WRITTEN REQUEST:
Which lines below hold the word "only"? Report each one.

Records from a collection of figures:
[start]

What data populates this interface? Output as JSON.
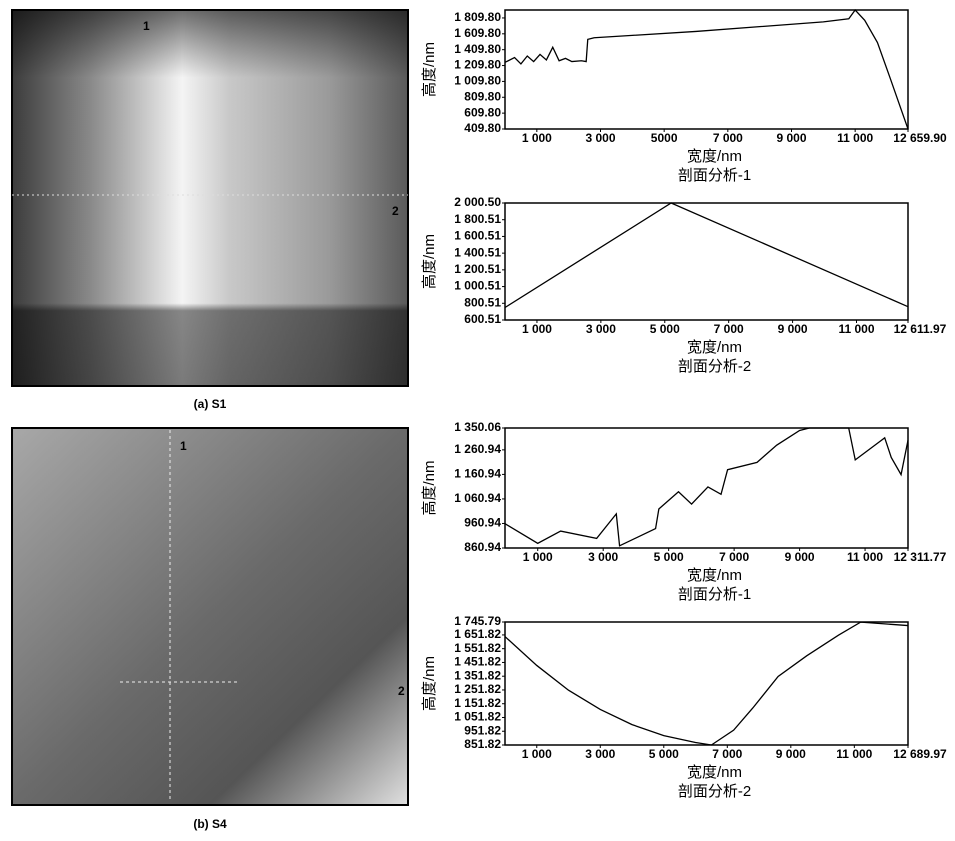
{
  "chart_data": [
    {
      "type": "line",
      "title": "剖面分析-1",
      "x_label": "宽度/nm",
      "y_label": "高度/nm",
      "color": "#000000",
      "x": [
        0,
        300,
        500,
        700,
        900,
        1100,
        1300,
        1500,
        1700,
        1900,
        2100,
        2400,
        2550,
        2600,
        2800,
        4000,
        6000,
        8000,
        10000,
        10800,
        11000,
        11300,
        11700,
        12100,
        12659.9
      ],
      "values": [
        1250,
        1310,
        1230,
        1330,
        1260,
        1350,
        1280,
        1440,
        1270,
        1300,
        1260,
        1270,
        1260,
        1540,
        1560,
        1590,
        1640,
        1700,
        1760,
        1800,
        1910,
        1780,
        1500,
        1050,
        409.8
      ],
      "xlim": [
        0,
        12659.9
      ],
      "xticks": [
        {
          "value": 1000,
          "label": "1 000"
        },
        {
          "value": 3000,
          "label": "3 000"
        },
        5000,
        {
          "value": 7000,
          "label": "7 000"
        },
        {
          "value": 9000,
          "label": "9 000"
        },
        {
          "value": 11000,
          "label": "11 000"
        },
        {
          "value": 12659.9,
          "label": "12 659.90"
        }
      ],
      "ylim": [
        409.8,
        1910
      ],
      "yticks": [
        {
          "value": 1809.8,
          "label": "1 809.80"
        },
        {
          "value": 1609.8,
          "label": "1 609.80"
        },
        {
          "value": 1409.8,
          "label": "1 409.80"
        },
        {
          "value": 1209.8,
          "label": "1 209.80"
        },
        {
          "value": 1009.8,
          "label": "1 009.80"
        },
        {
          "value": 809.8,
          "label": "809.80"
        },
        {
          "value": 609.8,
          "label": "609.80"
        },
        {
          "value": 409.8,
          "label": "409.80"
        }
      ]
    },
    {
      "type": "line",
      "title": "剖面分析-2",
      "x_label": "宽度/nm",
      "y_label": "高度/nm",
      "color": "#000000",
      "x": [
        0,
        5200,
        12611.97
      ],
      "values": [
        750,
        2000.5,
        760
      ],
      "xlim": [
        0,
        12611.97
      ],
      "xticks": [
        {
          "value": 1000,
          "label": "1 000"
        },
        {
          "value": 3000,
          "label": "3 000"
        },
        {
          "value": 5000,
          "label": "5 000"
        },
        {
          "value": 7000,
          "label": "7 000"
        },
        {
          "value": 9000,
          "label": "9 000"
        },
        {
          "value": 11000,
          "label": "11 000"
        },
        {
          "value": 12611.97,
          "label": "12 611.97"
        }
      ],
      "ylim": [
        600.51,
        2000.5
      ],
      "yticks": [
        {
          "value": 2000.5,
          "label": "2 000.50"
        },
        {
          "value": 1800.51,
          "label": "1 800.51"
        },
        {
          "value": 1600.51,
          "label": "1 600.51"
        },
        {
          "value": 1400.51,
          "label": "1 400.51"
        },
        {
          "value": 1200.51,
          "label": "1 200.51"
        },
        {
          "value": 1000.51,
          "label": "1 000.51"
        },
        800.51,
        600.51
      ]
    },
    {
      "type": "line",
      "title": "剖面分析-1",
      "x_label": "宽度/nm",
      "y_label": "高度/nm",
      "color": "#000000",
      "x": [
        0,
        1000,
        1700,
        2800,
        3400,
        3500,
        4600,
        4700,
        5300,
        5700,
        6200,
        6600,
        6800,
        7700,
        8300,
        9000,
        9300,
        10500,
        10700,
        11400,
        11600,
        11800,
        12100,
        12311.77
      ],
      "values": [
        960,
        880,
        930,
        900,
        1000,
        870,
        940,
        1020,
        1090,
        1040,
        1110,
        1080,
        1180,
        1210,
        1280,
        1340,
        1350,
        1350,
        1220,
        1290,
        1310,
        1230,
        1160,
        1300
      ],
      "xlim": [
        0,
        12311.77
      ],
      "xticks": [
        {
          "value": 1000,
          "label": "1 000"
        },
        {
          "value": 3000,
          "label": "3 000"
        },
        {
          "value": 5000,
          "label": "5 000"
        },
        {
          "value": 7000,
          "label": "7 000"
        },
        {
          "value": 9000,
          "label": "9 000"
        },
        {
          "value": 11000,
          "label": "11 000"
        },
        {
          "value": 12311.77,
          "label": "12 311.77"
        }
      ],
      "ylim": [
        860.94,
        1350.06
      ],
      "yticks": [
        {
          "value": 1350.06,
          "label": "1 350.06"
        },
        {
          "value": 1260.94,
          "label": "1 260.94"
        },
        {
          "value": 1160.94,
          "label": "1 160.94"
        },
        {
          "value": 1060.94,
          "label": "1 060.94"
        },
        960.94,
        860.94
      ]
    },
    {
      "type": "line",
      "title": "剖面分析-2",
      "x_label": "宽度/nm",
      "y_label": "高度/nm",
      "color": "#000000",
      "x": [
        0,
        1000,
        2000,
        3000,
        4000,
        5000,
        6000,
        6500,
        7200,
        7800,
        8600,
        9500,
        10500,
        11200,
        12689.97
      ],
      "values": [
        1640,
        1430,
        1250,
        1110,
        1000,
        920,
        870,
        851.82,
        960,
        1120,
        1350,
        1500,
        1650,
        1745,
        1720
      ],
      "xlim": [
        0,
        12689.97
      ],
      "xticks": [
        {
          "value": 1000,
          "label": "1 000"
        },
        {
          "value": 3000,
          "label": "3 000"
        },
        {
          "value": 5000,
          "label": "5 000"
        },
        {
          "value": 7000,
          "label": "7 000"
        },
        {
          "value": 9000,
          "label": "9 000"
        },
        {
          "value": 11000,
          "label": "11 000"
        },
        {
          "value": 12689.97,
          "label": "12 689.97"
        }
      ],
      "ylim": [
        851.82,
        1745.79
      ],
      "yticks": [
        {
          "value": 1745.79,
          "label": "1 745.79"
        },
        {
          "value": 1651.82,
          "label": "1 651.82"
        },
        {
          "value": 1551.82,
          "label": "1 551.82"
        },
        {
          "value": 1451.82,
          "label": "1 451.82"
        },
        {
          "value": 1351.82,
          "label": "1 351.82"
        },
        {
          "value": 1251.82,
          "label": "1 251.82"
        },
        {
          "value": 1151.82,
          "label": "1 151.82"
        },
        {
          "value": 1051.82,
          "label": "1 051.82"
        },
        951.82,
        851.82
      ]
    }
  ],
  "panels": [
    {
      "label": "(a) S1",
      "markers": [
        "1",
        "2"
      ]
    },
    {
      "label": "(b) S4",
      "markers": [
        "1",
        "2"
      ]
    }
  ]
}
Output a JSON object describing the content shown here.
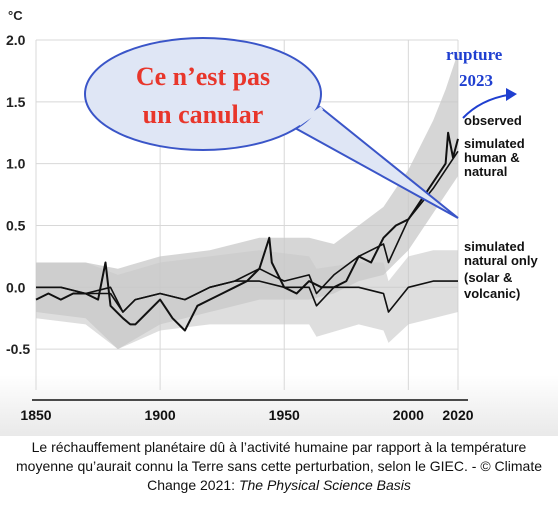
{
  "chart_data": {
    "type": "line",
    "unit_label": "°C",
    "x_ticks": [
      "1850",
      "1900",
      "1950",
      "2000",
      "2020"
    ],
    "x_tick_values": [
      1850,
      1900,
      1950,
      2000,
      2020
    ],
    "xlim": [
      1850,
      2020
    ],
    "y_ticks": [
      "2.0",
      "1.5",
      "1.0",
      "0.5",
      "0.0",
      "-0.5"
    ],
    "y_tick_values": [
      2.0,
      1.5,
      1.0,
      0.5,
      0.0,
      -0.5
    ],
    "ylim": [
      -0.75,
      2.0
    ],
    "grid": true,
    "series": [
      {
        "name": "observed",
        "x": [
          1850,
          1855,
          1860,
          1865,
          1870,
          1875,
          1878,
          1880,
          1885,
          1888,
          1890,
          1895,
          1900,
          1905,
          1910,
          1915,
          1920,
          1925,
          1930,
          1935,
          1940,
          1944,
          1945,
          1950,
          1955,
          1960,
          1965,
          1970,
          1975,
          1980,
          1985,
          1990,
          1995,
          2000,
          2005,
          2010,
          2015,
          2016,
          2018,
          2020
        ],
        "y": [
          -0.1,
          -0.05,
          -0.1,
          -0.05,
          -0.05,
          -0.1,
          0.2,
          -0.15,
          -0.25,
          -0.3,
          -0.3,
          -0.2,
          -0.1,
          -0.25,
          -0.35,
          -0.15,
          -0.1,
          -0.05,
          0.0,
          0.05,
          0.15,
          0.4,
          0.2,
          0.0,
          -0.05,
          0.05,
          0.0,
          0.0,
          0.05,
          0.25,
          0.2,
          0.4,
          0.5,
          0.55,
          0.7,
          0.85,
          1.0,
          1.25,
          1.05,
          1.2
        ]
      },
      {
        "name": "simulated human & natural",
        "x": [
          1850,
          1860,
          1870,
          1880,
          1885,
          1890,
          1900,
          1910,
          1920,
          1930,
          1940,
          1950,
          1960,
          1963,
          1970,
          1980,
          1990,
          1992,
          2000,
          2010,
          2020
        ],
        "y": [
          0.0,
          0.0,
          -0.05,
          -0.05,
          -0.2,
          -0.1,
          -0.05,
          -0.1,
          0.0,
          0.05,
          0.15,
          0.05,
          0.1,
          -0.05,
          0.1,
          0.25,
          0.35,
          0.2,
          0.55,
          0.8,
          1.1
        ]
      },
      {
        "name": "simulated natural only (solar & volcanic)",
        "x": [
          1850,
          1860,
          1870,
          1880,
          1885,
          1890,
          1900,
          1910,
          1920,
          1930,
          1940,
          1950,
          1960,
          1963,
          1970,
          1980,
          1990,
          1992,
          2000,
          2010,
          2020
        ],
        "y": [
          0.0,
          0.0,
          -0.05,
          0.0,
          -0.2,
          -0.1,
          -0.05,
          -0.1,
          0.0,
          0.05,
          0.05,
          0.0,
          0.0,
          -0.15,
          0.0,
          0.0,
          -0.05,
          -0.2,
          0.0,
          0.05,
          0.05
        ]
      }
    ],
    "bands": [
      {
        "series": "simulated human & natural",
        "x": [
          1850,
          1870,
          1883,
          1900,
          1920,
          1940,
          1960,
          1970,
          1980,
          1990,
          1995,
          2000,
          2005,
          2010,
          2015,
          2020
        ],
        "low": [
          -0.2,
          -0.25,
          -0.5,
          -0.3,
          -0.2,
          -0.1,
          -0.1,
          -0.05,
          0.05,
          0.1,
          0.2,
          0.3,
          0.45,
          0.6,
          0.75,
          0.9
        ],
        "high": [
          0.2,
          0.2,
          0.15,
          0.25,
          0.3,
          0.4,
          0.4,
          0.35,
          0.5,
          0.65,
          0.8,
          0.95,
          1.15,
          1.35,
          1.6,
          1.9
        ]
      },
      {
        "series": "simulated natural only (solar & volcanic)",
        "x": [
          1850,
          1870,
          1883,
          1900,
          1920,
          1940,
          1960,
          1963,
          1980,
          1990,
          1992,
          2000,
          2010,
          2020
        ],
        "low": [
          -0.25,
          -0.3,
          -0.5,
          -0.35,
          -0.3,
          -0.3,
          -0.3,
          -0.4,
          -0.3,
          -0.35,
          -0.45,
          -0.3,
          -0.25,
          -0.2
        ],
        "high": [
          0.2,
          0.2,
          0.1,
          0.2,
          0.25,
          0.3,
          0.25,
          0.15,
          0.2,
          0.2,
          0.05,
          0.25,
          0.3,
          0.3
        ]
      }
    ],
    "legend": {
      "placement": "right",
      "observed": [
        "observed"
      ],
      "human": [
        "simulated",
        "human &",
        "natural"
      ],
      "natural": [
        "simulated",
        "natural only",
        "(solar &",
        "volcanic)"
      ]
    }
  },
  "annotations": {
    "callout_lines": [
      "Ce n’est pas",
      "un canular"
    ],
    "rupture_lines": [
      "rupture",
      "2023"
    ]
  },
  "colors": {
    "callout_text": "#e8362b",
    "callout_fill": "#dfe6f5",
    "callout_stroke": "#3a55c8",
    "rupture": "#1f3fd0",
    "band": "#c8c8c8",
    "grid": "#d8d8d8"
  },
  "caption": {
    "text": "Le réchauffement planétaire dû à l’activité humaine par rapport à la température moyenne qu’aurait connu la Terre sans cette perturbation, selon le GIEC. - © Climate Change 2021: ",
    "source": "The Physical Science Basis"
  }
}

[end]

WORKED ANSWER:
        "name": "simulated natural only (solar & volcanic)",
        "series": "simulated natural only (solar & volcanic)",
        "natural only",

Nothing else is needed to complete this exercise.